From the listing below, extract each line containing the string "加速度减小到零时速度最大".
**** PROVIDED RECORDS ****
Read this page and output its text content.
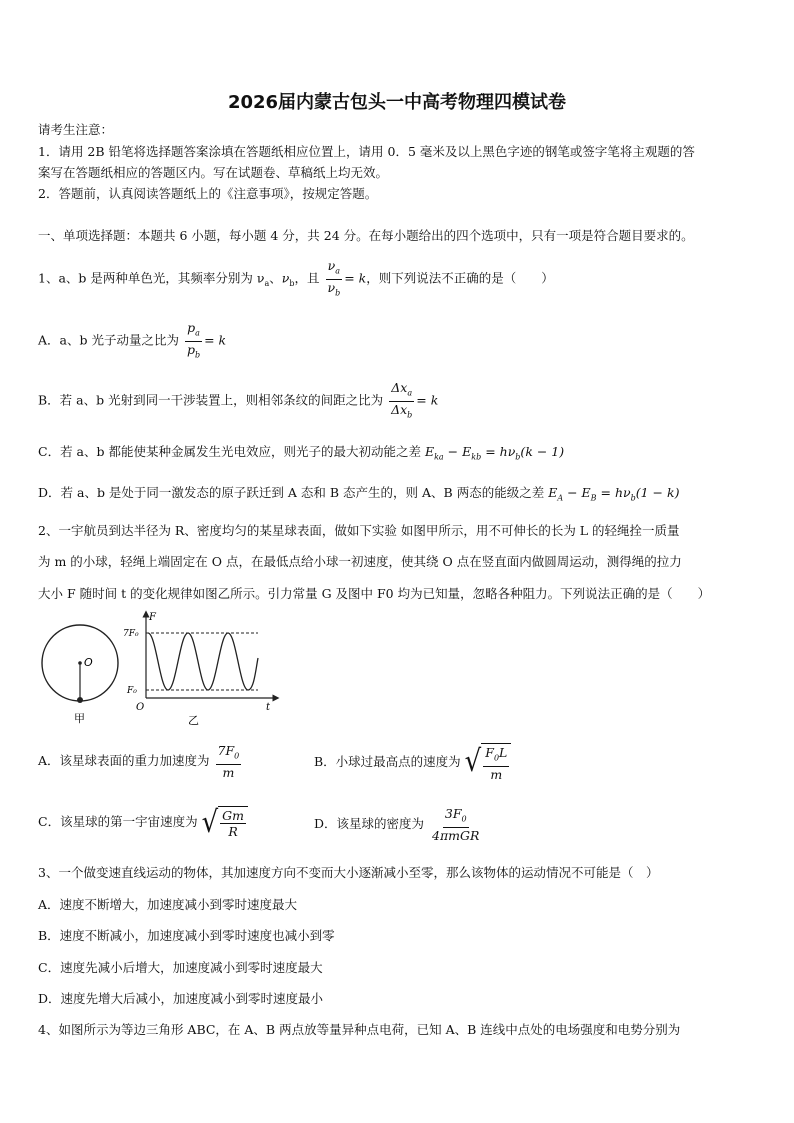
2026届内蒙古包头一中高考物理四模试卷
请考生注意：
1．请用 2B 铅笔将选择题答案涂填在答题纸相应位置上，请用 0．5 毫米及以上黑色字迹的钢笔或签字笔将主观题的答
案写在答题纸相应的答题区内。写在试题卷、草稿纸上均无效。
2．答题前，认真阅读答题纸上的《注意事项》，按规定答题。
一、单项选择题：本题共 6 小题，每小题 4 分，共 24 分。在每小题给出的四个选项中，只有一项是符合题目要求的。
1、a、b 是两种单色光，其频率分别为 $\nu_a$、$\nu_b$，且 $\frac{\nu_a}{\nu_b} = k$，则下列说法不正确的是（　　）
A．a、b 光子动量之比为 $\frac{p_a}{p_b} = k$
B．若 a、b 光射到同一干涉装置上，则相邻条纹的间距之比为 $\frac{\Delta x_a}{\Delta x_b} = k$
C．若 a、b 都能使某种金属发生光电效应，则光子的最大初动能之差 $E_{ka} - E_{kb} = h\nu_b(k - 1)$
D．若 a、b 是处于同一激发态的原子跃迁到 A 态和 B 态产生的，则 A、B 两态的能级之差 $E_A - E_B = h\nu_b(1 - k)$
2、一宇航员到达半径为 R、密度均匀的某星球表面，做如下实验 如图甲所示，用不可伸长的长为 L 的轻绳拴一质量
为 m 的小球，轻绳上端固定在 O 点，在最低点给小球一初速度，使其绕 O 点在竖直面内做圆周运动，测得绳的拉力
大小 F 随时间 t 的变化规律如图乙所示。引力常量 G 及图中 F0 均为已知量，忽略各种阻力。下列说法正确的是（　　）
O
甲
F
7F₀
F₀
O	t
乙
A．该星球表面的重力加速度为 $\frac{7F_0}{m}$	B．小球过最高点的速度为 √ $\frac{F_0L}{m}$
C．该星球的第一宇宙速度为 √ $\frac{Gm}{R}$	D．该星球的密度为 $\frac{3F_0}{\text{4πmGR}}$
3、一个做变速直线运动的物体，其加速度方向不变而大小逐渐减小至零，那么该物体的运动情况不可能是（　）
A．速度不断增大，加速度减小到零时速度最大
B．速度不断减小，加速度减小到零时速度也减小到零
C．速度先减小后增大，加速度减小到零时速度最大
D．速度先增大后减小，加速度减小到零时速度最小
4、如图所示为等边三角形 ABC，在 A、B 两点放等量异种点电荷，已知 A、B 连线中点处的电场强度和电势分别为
****
§ CORRECT ANSWER:
A．速度不断增大，加速度减小到零时速度最大
C．速度先减小后增大，加速度减小到零时速度最大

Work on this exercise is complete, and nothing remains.